Stated exercise
Make an exact copy of all the material below, apart from the pictures.

Extracted records

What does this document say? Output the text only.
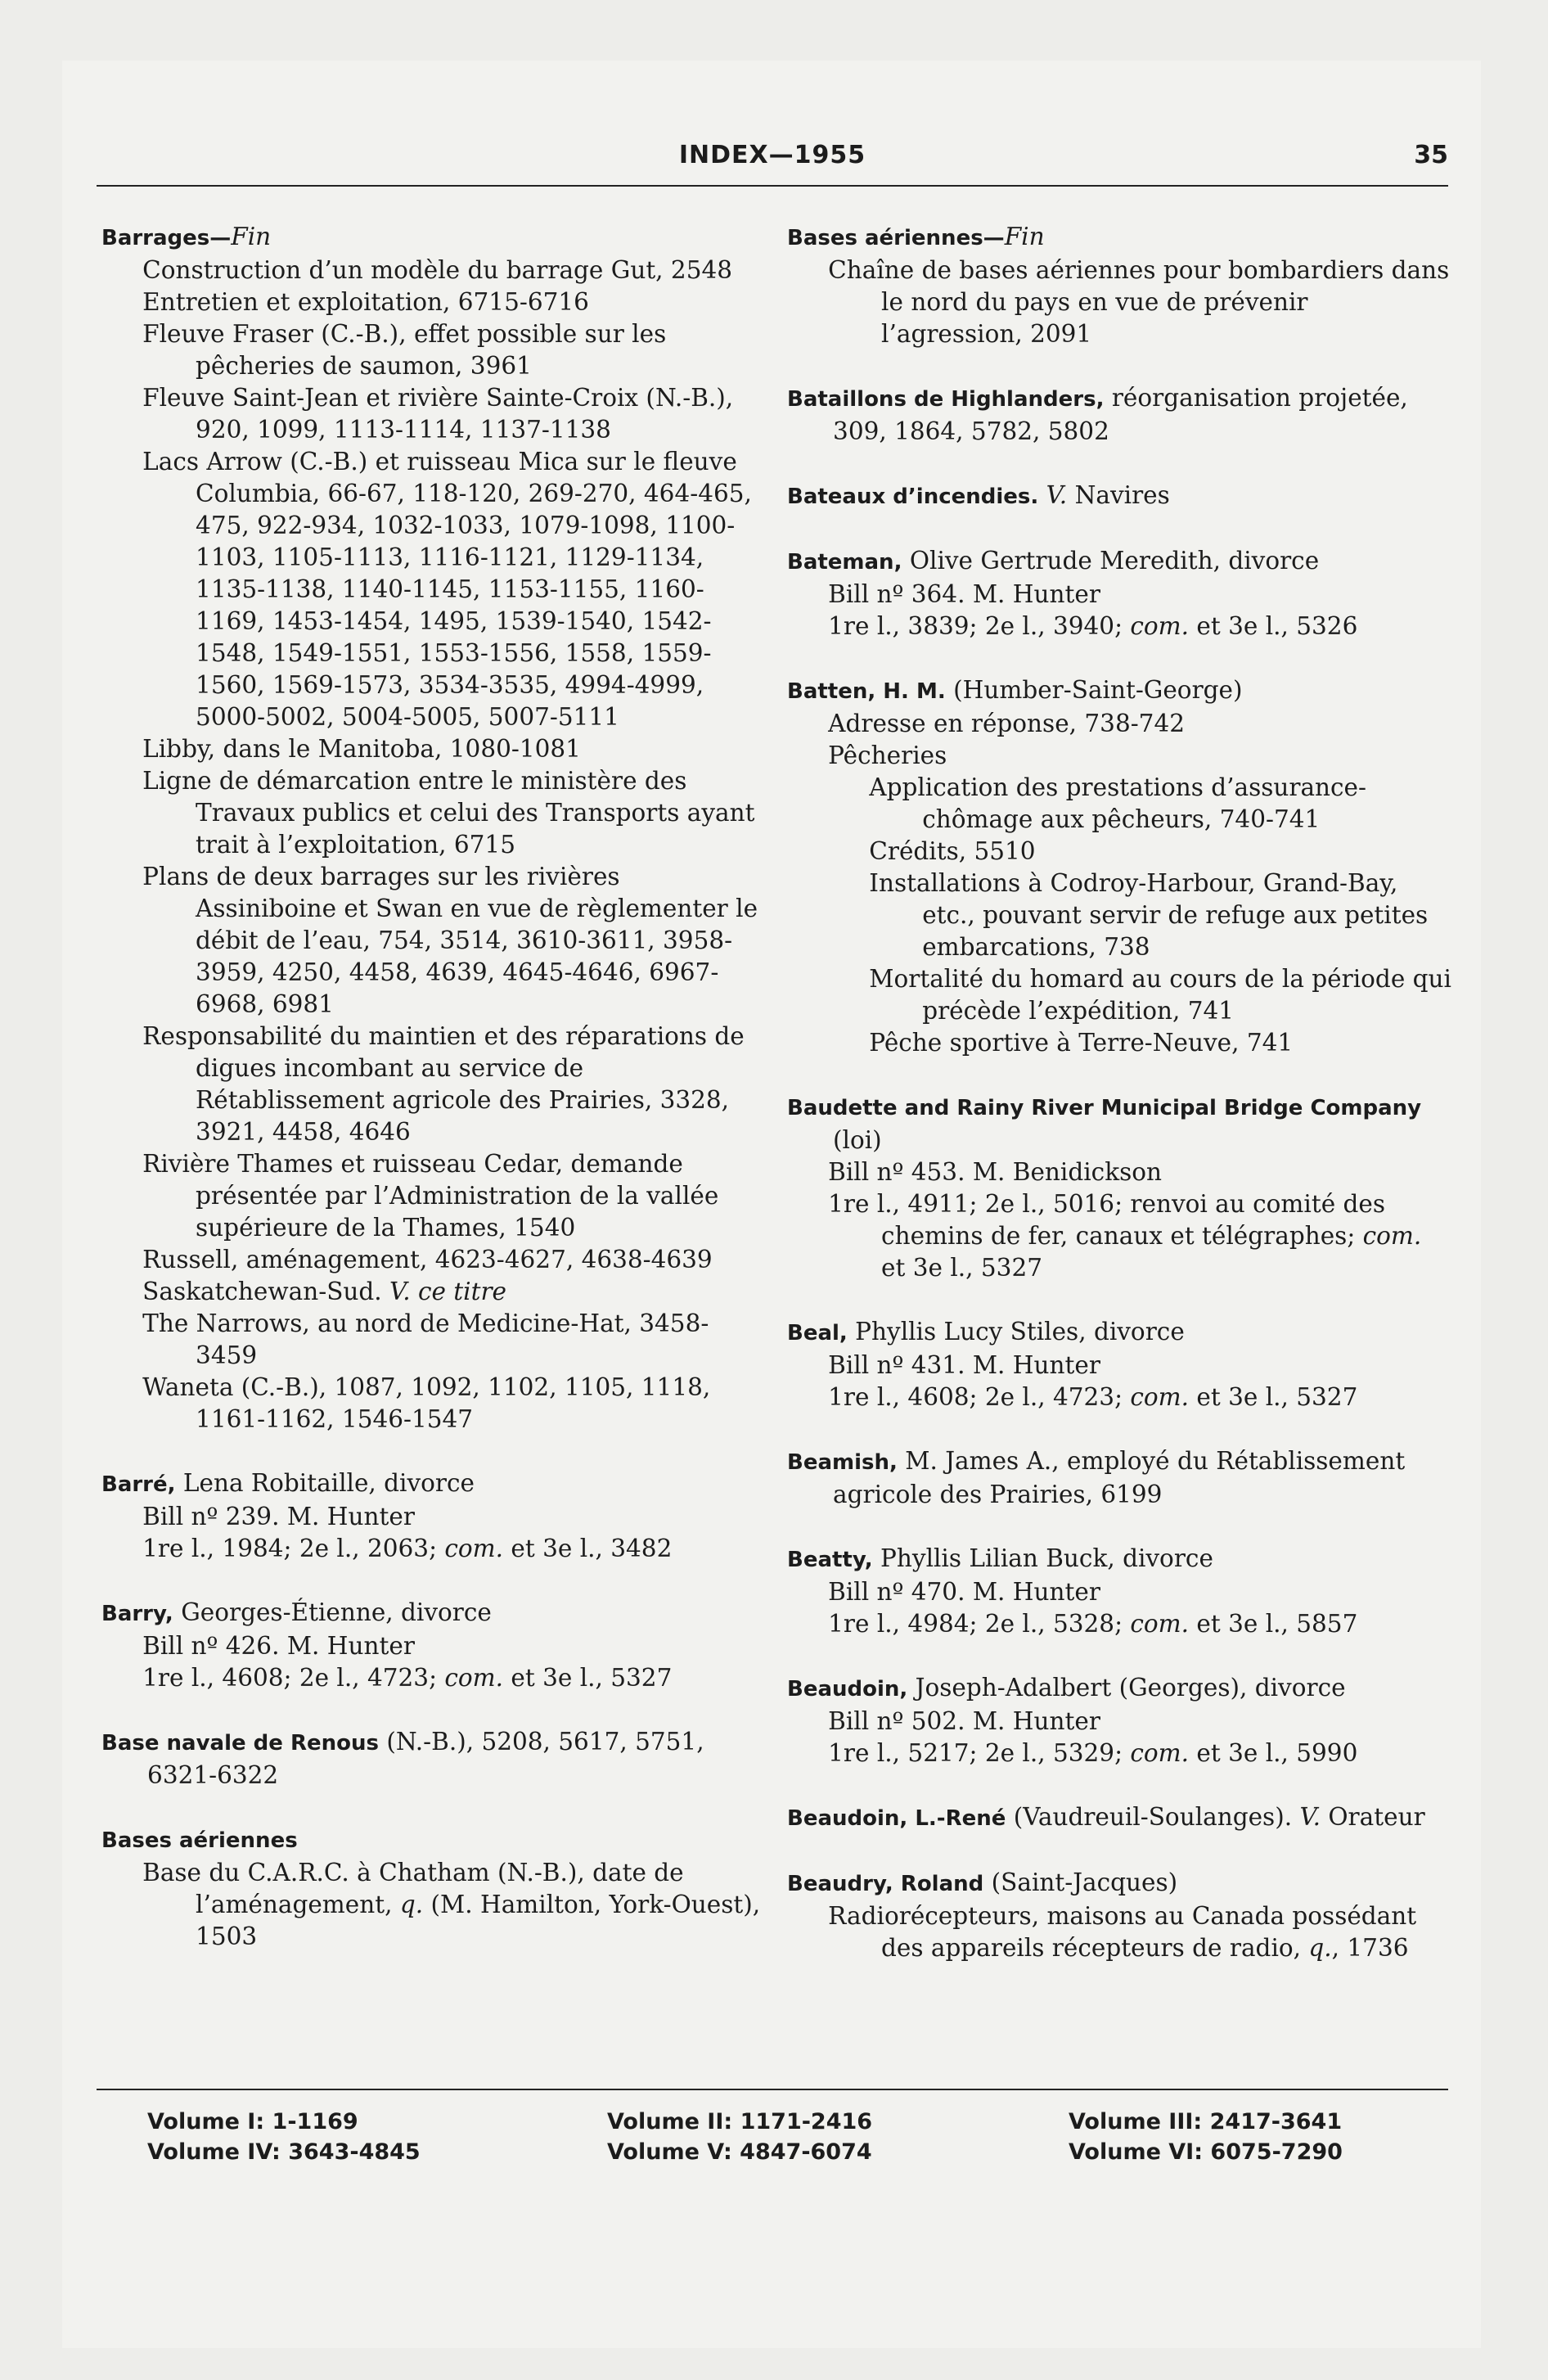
INDEX—1955	35
Barrages—Fin
Construction d’un modèle du barrage Gut, 2548
Entretien et exploitation, 6715-6716
Fleuve Fraser (C.-B.), effet possible sur les pêcheries de saumon, 3961
Fleuve Saint-Jean et rivière Sainte-Croix (N.-B.), 920, 1099, 1113-1114, 1137-1138
Lacs Arrow (C.-B.) et ruisseau Mica sur le fleuve Columbia, 66-67, 118-120, 269-270, 464-465, 475, 922-934, 1032-1033, 1079-1098, 1100-1103, 1105-1113, 1116-1121, 1129-1134, 1135-1138, 1140-1145, 1153-1155, 1160-1169, 1453-1454, 1495, 1539-1540, 1542-1548, 1549-1551, 1553-1556, 1558, 1559-1560, 1569-1573, 3534-3535, 4994-4999, 5000-5002, 5004-5005, 5007-5111
Libby, dans le Manitoba, 1080-1081
Ligne de démarcation entre le ministère des Travaux publics et celui des Transports ayant trait à l’exploitation, 6715
Plans de deux barrages sur les rivières Assiniboine et Swan en vue de règlementer le débit de l’eau, 754, 3514, 3610-3611, 3958-3959, 4250, 4458, 4639, 4645-4646, 6967-6968, 6981
Responsabilité du maintien et des réparations de digues incombant au service de Rétablissement agricole des Prairies, 3328, 3921, 4458, 4646
Rivière Thames et ruisseau Cedar, demande présentée par l’Administration de la vallée supérieure de la Thames, 1540
Russell, aménagement, 4623-4627, 4638-4639
Saskatchewan-Sud. V. ce titre
The Narrows, au nord de Medicine-Hat, 3458-3459
Waneta (C.-B.), 1087, 1092, 1102, 1105, 1118, 1161-1162, 1546-1547
Barré, Lena Robitaille, divorce
Bill nº 239. M. Hunter
1re l., 1984; 2e l., 2063; com. et 3e l., 3482
Barry, Georges-Étienne, divorce
Bill nº 426. M. Hunter
1re l., 4608; 2e l., 4723; com. et 3e l., 5327
Base navale de Renous (N.-B.), 5208, 5617, 5751, 6321-6322
Bases aériennes
Base du C.A.R.C. à Chatham (N.-B.), date de l’aménagement, q. (M. Hamilton, York-Ouest), 1503
Bases aériennes—Fin
Chaîne de bases aériennes pour bombardiers dans le nord du pays en vue de prévenir l’agression, 2091
Bataillons de Highlanders, réorganisation projetée, 309, 1864, 5782, 5802
Bateaux d’incendies. V. Navires
Bateman, Olive Gertrude Meredith, divorce
Bill nº 364. M. Hunter
1re l., 3839; 2e l., 3940; com. et 3e l., 5326
Batten, H. M. (Humber-Saint-George)
Adresse en réponse, 738-742
Pêcheries
Application des prestations d’assurance-chômage aux pêcheurs, 740-741
Crédits, 5510
Installations à Codroy-Harbour, Grand-Bay, etc., pouvant servir de refuge aux petites embarcations, 738
Mortalité du homard au cours de la période qui précède l’expédition, 741
Pêche sportive à Terre-Neuve, 741
Baudette and Rainy River Municipal Bridge Company (loi)
Bill nº 453. M. Benidickson
1re l., 4911; 2e l., 5016; renvoi au comité des chemins de fer, canaux et télégraphes; com. et 3e l., 5327
Beal, Phyllis Lucy Stiles, divorce
Bill nº 431. M. Hunter
1re l., 4608; 2e l., 4723; com. et 3e l., 5327
Beamish, M. James A., employé du Rétablissement agricole des Prairies, 6199
Beatty, Phyllis Lilian Buck, divorce
Bill nº 470. M. Hunter
1re l., 4984; 2e l., 5328; com. et 3e l., 5857
Beaudoin, Joseph-Adalbert (Georges), divorce
Bill nº 502. M. Hunter
1re l., 5217; 2e l., 5329; com. et 3e l., 5990
Beaudoin, L.-René (Vaudreuil-Soulanges). V. Orateur
Beaudry, Roland (Saint-Jacques)
Radiorécepteurs, maisons au Canada possédant des appareils récepteurs de radio, q., 1736
Volume I: 1-1169
Volume IV: 3643-4845
Volume II: 1171-2416
Volume V: 4847-6074
Volume III: 2417-3641
Volume VI: 6075-7290
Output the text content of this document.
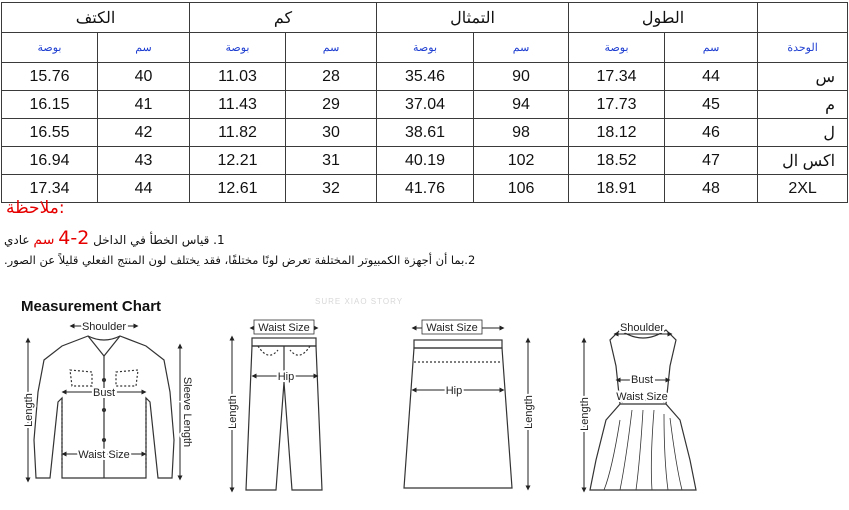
الكتف		كم		التمثال		الطول		
بوصة	سم	بوصة	سم	بوصة	سم	بوصة	سم	الوحدة
15.76	40	11.03	28	35.46	90	17.34	44	س
16.15	41	11.43	29	37.04	94	17.73	45	م
16.55	42	11.82	30	38.61	98	18.12	46	ل
16.94	43	12.21	31	40.19	102	18.52	47	اكس ال
17.34	44	12.61	32	41.76	106	18.91	48	2XL
ملاحظة:
1. قياس الخطأ في الداخل 2-4 سم عادي
2.بما أن أجهزة الكمبيوتر المختلفة تعرض لونًا مختلفًا، فقد يختلف لون المنتج الفعلي قليلاً عن الصور.
Measurement Chart	SURE XIAO STORY
Shoulder
Bust
Waist Size
Length	Sleeve Length
Waist Size
Hip
Length
Waist Size
Hip
Length
Shoulder
Bust
Waist Size
Length
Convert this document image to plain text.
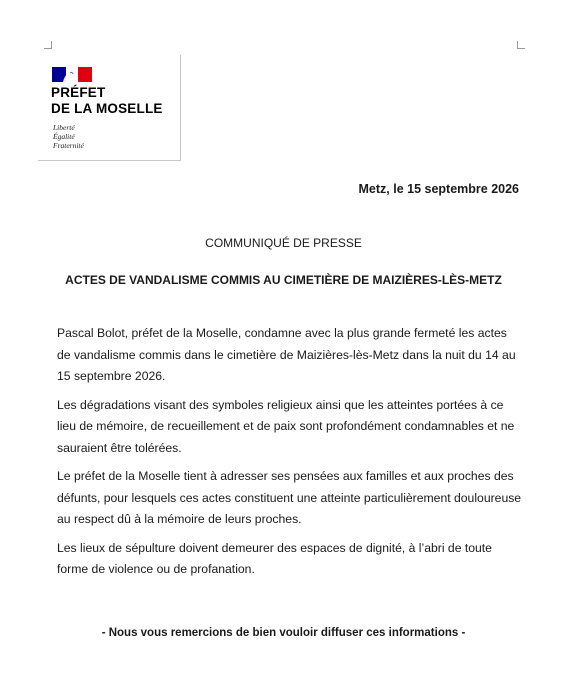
PRÉFET
DE LA MOSELLE
Liberté
Égalité
Fraternité
Metz, le 15 septembre 2026
COMMUNIQUÉ DE PRESSE
ACTES DE VANDALISME COMMIS AU CIMETIÈRE DE MAIZIÈRES-LÈS-METZ

Pascal Bolot, préfet de la Moselle, condamne avec la plus grande fermeté les actes de vandalisme commis dans le cimetière de Maizières-lès-Metz dans la nuit du 14 au 15 septembre 2026.

Les dégradations visant des symboles religieux ainsi que les atteintes portées à ce lieu de mémoire, de recueillement et de paix sont profondément condamnables et ne sauraient être tolérées.

Le préfet de la Moselle tient à adresser ses pensées aux familles et aux proches des défunts, pour lesquels ces actes constituent une atteinte particulièrement douloureuse au respect dû à la mémoire de leurs proches.

Les lieux de sépulture doivent demeurer des espaces de dignité, à l’abri de toute forme de violence ou de profanation.

- Nous vous remercions de bien vouloir diffuser ces informations -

Solution below
What does this document say? Output the text only.
INDEX—1955	35
Barrages—Fin
Construction d’un modèle du barrage Gut, 2548
Entretien et exploitation, 6715-6716
Fleuve Fraser (C.-B.), effet possible sur les pêcheries de saumon, 3961
Fleuve Saint-Jean et rivière Sainte-Croix (N.-B.), 920, 1099, 1113-1114, 1137-1138
Lacs Arrow (C.-B.) et ruisseau Mica sur le fleuve Columbia, 66-67, 118-120, 269-270, 464-465, 475, 922-934, 1032-1033, 1079-1098, 1100-1103, 1105-1113, 1116-1121, 1129-1134, 1135-1138, 1140-1145, 1153-1155, 1160-1169, 1453-1454, 1495, 1539-1540, 1542-1548, 1549-1551, 1553-1556, 1558, 1559-1560, 1569-1573, 3534-3535, 4994-4999, 5000-5002, 5004-5005, 5007-5111
Libby, dans le Manitoba, 1080-1081
Ligne de démarcation entre le ministère des Travaux publics et celui des Transports ayant trait à l’exploitation, 6715
Plans de deux barrages sur les rivières Assiniboine et Swan en vue de règlementer le débit de l’eau, 754, 3514, 3610-3611, 3958-3959, 4250, 4458, 4639, 4645-4646, 6967-6968, 6981
Responsabilité du maintien et des réparations de digues incombant au service de Rétablissement agricole des Prairies, 3328, 3921, 4458, 4646
Rivière Thames et ruisseau Cedar, demande présentée par l’Administration de la vallée supérieure de la Thames, 1540
Russell, aménagement, 4623-4627, 4638-4639
Saskatchewan-Sud. V. ce titre
The Narrows, au nord de Medicine-Hat, 3458-3459
Waneta (C.-B.), 1087, 1092, 1102, 1105, 1118, 1161-1162, 1546-1547
Barré, Lena Robitaille, divorce
Bill nº 239. M. Hunter
1re l., 1984; 2e l., 2063; com. et 3e l., 3482
Barry, Georges-Étienne, divorce
Bill nº 426. M. Hunter
1re l., 4608; 2e l., 4723; com. et 3e l., 5327
Base navale de Renous (N.-B.), 5208, 5617, 5751, 6321-6322
Bases aériennes
Base du C.A.R.C. à Chatham (N.-B.), date de l’aménagement, q. (M. Hamilton, York-Ouest), 1503
Bases aériennes—Fin
Chaîne de bases aériennes pour bombardiers dans le nord du pays en vue de prévenir l’agression, 2091
Bataillons de Highlanders, réorganisation projetée, 309, 1864, 5782, 5802
Bateaux d’incendies. V. Navires
Bateman, Olive Gertrude Meredith, divorce
Bill nº 364. M. Hunter
1re l., 3839; 2e l., 3940; com. et 3e l., 5326
Batten, H. M. (Humber-Saint-George)
Adresse en réponse, 738-742
Pêcheries
Application des prestations d’assurance-chômage aux pêcheurs, 740-741
Crédits, 5510
Installations à Codroy-Harbour, Grand-Bay, etc., pouvant servir de refuge aux petites embarcations, 738
Mortalité du homard au cours de la période qui précède l’expédition, 741
Pêche sportive à Terre-Neuve, 741
Baudette and Rainy River Municipal Bridge Company (loi)
Bill nº 453. M. Benidickson
1re l., 4911; 2e l., 5016; renvoi au comité des chemins de fer, canaux et télégraphes; com. et 3e l., 5327
Beal, Phyllis Lucy Stiles, divorce
Bill nº 431. M. Hunter
1re l., 4608; 2e l., 4723; com. et 3e l., 5327
Beamish, M. James A., employé du Rétablissement agricole des Prairies, 6199
Beatty, Phyllis Lilian Buck, divorce
Bill nº 470. M. Hunter
1re l., 4984; 2e l., 5328; com. et 3e l., 5857
Beaudoin, Joseph-Adalbert (Georges), divorce
Bill nº 502. M. Hunter
1re l., 5217; 2e l., 5329; com. et 3e l., 5990
Beaudoin, L.-René (Vaudreuil-Soulanges). V. Orateur
Beaudry, Roland (Saint-Jacques)
Radiorécepteurs, maisons au Canada possédant des appareils récepteurs de radio, q., 1736
Volume I: 1-1169
Volume IV: 3643-4845
Volume II: 1171-2416
Volume V: 4847-6074
Volume III: 2417-3641
Volume VI: 6075-7290
Output the text content of this document.
الكتف		كم		التمثال		الطول		
بوصة	سم	بوصة	سم	بوصة	سم	بوصة	سم	الوحدة
15.76	40	11.03	28	35.46	90	17.34	44	س
16.15	41	11.43	29	37.04	94	17.73	45	م
16.55	42	11.82	30	38.61	98	18.12	46	ل
16.94	43	12.21	31	40.19	102	18.52	47	اكس ال
17.34	44	12.61	32	41.76	106	18.91	48	2XL
ملاحظة:
1. قياس الخطأ في الداخل 2-4 سم عادي
2.بما أن أجهزة الكمبيوتر المختلفة تعرض لونًا مختلفًا، فقد يختلف لون المنتج الفعلي قليلاً عن الصور.
Measurement Chart	SURE XIAO STORY
Shoulder
Bust
Waist Size
Length	Sleeve Length
Waist Size
Hip
Length
Waist Size
Hip
Length
Shoulder
Bust
Waist Size
Length
Convert this document image to plain text.
PRÉFET
DE LA MOSELLE
Liberté
Égalité
Fraternité
Metz, le 15 septembre 2026
COMMUNIQUÉ DE PRESSE
ACTES DE VANDALISME COMMIS AU CIMETIÈRE DE MAIZIÈRES-LÈS-METZ

Pascal Bolot, préfet de la Moselle, condamne avec la plus grande fermeté les actes de vandalisme commis dans le cimetière de Maizières-lès-Metz dans la nuit du 14 au 15 septembre 2026.

Les dégradations visant des symboles religieux ainsi que les atteintes portées à ce lieu de mémoire, de recueillement et de paix sont profondément condamnables et ne sauraient être tolérées.

Le préfet de la Moselle tient à adresser ses pensées aux familles et aux proches des défunts, pour lesquels ces actes constituent une atteinte particulièrement douloureuse au respect dû à la mémoire de leurs proches.

Les lieux de sépulture doivent demeurer des espaces de dignité, à l’abri de toute forme de violence ou de profanation.

- Nous vous remercions de bien vouloir diffuser ces informations -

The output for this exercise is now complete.